* Problem description: Make an exact copy of the listing below.

>>>>

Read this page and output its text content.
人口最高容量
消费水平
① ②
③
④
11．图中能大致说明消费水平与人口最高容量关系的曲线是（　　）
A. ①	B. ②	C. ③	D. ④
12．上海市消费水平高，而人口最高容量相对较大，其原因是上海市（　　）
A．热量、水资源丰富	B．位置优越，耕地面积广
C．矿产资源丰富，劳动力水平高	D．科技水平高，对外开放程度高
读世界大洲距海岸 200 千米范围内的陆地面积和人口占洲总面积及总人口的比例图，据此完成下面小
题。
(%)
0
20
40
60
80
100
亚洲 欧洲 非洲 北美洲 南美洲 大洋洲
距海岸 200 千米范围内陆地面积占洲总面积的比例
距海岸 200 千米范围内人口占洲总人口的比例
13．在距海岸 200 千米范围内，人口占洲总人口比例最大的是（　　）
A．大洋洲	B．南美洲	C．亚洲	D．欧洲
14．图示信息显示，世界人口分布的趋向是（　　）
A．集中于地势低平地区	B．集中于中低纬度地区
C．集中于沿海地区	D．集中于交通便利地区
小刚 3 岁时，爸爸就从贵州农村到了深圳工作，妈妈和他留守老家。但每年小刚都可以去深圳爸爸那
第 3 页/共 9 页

<<<<

* Full output:
Read this page and output its text content.
人口最高容量
消费水平
① ②
③
④
11．图中能大致说明消费水平与人口最高容量关系的曲线是（　　）
A. ①	B. ②	C. ③	D. ④
12．上海市消费水平高，而人口最高容量相对较大，其原因是上海市（　　）
A．热量、水资源丰富	B．位置优越，耕地面积广
C．矿产资源丰富，劳动力水平高	D．科技水平高，对外开放程度高
读世界大洲距海岸 200 千米范围内的陆地面积和人口占洲总面积及总人口的比例图，据此完成下面小
题。
(%)
0
20
40
60
80
100
亚洲 欧洲 非洲 北美洲 南美洲 大洋洲
距海岸 200 千米范围内陆地面积占洲总面积的比例
距海岸 200 千米范围内人口占洲总人口的比例
13．在距海岸 200 千米范围内，人口占洲总人口比例最大的是（　　）
A．大洋洲	B．南美洲	C．亚洲	D．欧洲
14．图示信息显示，世界人口分布的趋向是（　　）
A．集中于地势低平地区	B．集中于中低纬度地区
C．集中于沿海地区	D．集中于交通便利地区
小刚 3 岁时，爸爸就从贵州农村到了深圳工作，妈妈和他留守老家。但每年小刚都可以去深圳爸爸那
第 3 页/共 9 页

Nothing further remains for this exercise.